*REQUIREMENT:*
Starting with the line that contains "Parse this chart and return its data as JSON.", write out each line through the end of the listing, unchanged. Output nothing else.
+++ STORED DATA +++
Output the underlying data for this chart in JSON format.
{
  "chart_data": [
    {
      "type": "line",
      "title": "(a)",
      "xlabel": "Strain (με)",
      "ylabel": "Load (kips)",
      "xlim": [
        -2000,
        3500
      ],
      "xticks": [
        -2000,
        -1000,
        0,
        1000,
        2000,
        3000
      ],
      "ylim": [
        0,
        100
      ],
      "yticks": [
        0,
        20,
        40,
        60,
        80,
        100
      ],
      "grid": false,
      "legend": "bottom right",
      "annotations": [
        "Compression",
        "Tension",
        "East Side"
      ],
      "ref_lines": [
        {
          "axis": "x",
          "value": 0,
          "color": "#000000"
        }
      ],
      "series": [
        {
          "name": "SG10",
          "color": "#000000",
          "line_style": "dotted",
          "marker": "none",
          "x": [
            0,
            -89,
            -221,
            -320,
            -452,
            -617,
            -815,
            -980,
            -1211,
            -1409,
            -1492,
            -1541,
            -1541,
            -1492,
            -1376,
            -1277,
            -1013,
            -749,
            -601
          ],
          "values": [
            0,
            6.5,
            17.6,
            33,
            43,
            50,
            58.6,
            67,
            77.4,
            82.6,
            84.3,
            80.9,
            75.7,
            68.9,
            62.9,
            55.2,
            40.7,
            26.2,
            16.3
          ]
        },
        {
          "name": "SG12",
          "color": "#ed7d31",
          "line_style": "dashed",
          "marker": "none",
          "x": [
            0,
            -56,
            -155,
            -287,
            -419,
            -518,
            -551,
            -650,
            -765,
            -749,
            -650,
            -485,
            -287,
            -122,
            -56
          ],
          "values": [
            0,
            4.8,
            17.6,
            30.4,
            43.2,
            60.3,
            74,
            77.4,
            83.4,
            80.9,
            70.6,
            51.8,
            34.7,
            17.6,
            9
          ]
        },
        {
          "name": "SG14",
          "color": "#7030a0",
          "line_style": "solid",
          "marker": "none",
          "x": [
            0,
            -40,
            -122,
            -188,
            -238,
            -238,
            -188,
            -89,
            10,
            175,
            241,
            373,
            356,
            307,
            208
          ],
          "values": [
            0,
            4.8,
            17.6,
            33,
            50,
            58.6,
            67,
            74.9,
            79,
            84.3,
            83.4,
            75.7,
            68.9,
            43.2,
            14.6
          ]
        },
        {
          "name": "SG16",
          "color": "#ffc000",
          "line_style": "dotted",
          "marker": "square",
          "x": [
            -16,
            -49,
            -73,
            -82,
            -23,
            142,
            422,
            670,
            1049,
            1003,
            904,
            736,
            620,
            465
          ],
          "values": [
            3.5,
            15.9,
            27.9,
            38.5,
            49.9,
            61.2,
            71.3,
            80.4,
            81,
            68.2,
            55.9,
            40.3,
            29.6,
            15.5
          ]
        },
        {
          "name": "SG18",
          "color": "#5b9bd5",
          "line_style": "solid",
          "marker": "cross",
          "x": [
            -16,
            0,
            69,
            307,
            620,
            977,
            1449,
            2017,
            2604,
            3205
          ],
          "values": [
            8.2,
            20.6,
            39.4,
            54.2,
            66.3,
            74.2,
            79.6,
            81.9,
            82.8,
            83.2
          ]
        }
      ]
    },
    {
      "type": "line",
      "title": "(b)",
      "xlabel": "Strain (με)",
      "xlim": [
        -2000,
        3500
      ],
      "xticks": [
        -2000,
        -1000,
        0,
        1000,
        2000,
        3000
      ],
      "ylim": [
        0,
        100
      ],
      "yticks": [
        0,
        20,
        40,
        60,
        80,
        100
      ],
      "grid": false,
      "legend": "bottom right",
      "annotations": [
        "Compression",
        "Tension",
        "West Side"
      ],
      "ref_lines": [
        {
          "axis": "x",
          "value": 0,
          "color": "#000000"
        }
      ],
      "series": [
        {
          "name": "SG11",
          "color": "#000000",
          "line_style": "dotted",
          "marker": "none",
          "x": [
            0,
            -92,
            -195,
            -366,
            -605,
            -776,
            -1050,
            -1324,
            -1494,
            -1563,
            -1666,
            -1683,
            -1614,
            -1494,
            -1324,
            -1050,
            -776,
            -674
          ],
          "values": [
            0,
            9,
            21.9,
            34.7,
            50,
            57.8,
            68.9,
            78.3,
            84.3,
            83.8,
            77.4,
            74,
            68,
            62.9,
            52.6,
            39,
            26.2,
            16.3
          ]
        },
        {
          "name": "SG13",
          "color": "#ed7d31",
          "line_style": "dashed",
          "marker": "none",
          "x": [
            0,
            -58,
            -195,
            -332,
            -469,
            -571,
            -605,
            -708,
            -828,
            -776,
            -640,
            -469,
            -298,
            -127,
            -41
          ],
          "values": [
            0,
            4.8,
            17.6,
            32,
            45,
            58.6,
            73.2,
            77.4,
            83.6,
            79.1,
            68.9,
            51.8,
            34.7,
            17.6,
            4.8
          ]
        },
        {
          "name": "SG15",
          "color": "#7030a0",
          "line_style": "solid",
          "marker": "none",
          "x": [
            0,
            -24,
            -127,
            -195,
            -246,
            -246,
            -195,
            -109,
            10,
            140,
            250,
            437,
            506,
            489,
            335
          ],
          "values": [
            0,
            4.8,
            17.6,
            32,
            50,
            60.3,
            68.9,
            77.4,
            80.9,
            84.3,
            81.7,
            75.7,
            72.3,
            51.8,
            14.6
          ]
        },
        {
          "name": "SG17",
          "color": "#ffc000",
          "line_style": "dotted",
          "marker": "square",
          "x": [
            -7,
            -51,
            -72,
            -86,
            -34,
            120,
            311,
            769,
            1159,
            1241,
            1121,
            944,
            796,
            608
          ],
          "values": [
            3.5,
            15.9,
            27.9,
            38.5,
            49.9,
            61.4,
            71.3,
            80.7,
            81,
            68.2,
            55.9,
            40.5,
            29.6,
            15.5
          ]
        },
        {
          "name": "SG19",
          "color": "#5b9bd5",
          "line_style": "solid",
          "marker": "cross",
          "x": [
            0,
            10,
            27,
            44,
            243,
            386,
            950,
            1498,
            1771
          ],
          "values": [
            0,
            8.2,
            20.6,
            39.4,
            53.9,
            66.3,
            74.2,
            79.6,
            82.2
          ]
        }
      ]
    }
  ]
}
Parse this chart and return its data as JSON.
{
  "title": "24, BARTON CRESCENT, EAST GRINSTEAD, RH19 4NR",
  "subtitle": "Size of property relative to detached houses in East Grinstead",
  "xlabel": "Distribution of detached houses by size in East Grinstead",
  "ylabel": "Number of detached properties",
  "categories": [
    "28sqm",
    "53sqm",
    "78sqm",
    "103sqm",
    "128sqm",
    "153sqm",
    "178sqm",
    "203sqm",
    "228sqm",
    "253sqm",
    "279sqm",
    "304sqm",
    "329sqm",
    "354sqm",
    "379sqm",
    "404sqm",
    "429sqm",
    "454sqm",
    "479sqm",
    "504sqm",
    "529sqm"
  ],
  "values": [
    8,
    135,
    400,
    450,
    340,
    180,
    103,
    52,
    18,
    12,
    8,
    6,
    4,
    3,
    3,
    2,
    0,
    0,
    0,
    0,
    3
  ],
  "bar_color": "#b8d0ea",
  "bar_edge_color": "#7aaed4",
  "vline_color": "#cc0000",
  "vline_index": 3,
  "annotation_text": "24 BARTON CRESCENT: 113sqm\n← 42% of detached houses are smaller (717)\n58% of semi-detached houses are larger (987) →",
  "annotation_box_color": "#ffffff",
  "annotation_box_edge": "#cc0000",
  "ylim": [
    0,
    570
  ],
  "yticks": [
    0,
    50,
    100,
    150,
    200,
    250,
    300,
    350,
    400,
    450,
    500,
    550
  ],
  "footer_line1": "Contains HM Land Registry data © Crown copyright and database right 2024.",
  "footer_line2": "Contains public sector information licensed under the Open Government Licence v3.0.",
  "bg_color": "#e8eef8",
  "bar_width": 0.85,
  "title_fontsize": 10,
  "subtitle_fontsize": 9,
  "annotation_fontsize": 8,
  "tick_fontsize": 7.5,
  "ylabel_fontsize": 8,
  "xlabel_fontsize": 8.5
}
+++
*IN RESPONSE:*
Parse this chart and return its data as JSON.
{
  "title": "24, BARTON CRESCENT, EAST GRINSTEAD, RH19 4NR",
  "subtitle": "Size of property relative to detached houses in East Grinstead",
  "xlabel": "Distribution of detached houses by size in East Grinstead",
  "ylabel": "Number of detached properties",
  "categories": [
    "28sqm",
    "53sqm",
    "78sqm",
    "103sqm",
    "128sqm",
    "153sqm",
    "178sqm",
    "203sqm",
    "228sqm",
    "253sqm",
    "279sqm",
    "304sqm",
    "329sqm",
    "354sqm",
    "379sqm",
    "404sqm",
    "429sqm",
    "454sqm",
    "479sqm",
    "504sqm",
    "529sqm"
  ],
  "values": [
    8,
    135,
    400,
    450,
    340,
    180,
    103,
    52,
    18,
    12,
    8,
    6,
    4,
    3,
    3,
    2,
    0,
    0,
    0,
    0,
    3
  ],
  "bar_color": "#b8d0ea",
  "bar_edge_color": "#7aaed4",
  "vline_color": "#cc0000",
  "vline_index": 3,
  "annotation_text": "24 BARTON CRESCENT: 113sqm\n← 42% of detached houses are smaller (717)\n58% of semi-detached houses are larger (987) →",
  "annotation_box_color": "#ffffff",
  "annotation_box_edge": "#cc0000",
  "ylim": [
    0,
    570
  ],
  "yticks": [
    0,
    50,
    100,
    150,
    200,
    250,
    300,
    350,
    400,
    450,
    500,
    550
  ],
  "footer_line1": "Contains HM Land Registry data © Crown copyright and database right 2024.",
  "footer_line2": "Contains public sector information licensed under the Open Government Licence v3.0.",
  "bg_color": "#e8eef8",
  "bar_width": 0.85,
  "title_fontsize": 10,
  "subtitle_fontsize": 9,
  "annotation_fontsize": 8,
  "tick_fontsize": 7.5,
  "ylabel_fontsize": 8,
  "xlabel_fontsize": 8.5
}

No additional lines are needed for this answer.